Record extracts
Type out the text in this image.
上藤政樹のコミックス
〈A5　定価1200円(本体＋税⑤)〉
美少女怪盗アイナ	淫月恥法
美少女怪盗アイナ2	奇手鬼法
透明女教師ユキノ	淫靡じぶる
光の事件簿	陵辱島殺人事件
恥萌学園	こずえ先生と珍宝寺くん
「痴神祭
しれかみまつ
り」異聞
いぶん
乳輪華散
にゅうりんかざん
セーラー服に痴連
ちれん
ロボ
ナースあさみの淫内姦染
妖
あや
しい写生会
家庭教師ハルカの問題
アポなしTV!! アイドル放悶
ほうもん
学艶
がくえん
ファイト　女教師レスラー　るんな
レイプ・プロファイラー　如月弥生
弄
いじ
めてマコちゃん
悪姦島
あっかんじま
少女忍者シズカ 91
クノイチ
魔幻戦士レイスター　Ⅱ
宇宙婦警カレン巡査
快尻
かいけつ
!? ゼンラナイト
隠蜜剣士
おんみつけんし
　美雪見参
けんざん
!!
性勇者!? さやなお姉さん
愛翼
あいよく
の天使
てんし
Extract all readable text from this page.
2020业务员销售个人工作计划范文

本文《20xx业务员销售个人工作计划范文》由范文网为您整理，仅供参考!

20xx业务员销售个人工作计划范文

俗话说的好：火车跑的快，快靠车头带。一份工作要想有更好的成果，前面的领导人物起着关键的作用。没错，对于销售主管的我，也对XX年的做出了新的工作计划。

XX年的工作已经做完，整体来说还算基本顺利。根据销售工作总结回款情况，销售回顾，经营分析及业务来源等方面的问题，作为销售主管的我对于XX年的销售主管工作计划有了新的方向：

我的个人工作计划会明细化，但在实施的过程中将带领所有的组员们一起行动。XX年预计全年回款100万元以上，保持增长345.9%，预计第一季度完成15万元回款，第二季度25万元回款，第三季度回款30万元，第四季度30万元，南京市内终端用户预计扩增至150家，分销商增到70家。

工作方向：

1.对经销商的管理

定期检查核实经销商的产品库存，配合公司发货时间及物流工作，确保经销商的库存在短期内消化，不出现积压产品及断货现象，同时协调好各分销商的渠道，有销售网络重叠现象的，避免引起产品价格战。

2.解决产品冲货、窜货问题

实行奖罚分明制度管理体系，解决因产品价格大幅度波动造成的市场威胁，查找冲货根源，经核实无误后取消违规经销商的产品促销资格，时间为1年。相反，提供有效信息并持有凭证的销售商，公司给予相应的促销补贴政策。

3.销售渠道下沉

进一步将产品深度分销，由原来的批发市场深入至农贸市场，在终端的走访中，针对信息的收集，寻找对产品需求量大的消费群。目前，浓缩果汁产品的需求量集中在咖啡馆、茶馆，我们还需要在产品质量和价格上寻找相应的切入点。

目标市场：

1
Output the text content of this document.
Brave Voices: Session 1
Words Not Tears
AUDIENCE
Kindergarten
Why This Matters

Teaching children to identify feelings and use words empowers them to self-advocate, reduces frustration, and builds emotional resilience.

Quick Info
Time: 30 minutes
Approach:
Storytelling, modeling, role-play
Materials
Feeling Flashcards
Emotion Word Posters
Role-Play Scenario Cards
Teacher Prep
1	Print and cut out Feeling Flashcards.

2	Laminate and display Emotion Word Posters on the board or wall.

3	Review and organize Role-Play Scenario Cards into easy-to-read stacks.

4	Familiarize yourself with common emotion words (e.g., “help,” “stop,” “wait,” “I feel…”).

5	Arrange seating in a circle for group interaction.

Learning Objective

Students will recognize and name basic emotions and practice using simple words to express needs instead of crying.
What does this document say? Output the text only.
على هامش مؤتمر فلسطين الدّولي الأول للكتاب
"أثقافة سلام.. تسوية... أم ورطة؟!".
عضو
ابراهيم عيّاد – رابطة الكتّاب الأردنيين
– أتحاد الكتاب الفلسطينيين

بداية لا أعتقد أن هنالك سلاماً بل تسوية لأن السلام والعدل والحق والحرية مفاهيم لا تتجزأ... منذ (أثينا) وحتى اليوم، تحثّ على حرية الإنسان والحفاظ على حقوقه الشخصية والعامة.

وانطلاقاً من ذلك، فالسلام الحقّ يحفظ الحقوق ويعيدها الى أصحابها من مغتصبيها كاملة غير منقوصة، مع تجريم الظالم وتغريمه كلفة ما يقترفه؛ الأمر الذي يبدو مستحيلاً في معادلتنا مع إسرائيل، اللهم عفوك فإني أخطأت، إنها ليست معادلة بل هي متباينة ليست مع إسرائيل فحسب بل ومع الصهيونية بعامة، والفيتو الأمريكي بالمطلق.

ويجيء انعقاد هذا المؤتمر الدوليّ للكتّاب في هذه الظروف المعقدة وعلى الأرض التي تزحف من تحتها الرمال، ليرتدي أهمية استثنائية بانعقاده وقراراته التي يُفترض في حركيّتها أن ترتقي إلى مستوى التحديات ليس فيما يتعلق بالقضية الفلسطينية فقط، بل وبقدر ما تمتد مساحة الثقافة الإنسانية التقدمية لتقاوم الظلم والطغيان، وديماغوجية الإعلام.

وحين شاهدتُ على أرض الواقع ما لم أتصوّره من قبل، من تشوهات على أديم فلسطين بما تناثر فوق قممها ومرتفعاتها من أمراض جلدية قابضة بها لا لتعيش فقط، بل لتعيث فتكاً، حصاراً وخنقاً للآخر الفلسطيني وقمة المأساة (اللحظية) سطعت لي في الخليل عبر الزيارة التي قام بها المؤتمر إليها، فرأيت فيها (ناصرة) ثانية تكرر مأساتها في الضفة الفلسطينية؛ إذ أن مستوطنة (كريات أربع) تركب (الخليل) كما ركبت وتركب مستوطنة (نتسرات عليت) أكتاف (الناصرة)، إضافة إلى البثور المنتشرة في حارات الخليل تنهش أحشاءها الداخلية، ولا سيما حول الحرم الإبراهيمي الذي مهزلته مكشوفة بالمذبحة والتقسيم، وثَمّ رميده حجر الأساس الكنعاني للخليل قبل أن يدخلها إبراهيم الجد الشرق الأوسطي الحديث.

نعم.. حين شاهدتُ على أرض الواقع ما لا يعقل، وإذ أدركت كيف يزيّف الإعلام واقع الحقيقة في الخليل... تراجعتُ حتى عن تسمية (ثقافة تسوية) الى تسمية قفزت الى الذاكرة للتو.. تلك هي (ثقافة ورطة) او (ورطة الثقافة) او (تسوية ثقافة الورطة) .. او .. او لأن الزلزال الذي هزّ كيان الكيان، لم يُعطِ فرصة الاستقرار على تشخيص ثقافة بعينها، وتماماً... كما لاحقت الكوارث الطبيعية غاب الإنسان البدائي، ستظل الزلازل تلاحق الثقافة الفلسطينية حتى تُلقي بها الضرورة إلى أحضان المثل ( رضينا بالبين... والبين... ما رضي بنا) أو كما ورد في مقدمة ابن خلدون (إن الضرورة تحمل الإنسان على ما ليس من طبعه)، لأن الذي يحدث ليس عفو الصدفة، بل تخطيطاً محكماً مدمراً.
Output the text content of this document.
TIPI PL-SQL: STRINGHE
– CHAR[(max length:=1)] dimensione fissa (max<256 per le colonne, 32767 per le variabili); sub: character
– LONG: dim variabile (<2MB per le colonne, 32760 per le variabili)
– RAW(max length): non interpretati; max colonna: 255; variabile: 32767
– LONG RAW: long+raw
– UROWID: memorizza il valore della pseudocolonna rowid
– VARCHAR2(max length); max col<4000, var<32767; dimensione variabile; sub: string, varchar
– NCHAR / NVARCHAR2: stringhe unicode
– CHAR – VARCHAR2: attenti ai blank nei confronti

Work to be completed
From the entries above, pull out each line that includes "الخليل".

Problem solution
وحين شاهدتُ على أرض الواقع ما لم أتصوّره من قبل، من تشوهات على أديم فلسطين بما تناثر فوق قممها ومرتفعاتها من أمراض جلدية قابضة بها لا لتعيش فقط، بل لتعيث فتكاً، حصاراً وخنقاً للآخر الفلسطيني وقمة المأساة (اللحظية) سطعت لي في الخليل عبر الزيارة التي قام بها المؤتمر إليها، فرأيت فيها (ناصرة) ثانية تكرر مأساتها في الضفة الفلسطينية؛ إذ أن مستوطنة (كريات أربع) تركب (الخليل) كما ركبت وتركب مستوطنة (نتسرات عليت) أكتاف (الناصرة)، إضافة إلى البثور المنتشرة في حارات الخليل تنهش أحشاءها الداخلية، ولا سيما حول الحرم الإبراهيمي الذي مهزلته مكشوفة بالمذبحة والتقسيم، وثَمّ رميده حجر الأساس الكنعاني للخليل قبل أن يدخلها إبراهيم الجد الشرق الأوسطي الحديث.
نعم.. حين شاهدتُ على أرض الواقع ما لا يعقل، وإذ أدركت كيف يزيّف الإعلام واقع الحقيقة في الخليل... تراجعتُ حتى عن تسمية (ثقافة تسوية) الى تسمية قفزت الى الذاكرة للتو.. تلك هي (ثقافة ورطة) او (ورطة الثقافة) او (تسوية ثقافة الورطة) .. او .. او لأن الزلزال الذي هزّ كيان الكيان، لم يُعطِ فرصة الاستقرار على تشخيص ثقافة بعينها، وتماماً... كما لاحقت الكوارث الطبيعية غاب الإنسان البدائي، ستظل الزلازل تلاحق الثقافة الفلسطينية حتى تُلقي بها الضرورة إلى أحضان المثل ( رضينا بالبين... والبين... ما رضي بنا) أو كما ورد في مقدمة ابن خلدون (إن الضرورة تحمل الإنسان على ما ليس من طبعه)، لأن الذي يحدث ليس عفو الصدفة، بل تخطيطاً محكماً مدمراً.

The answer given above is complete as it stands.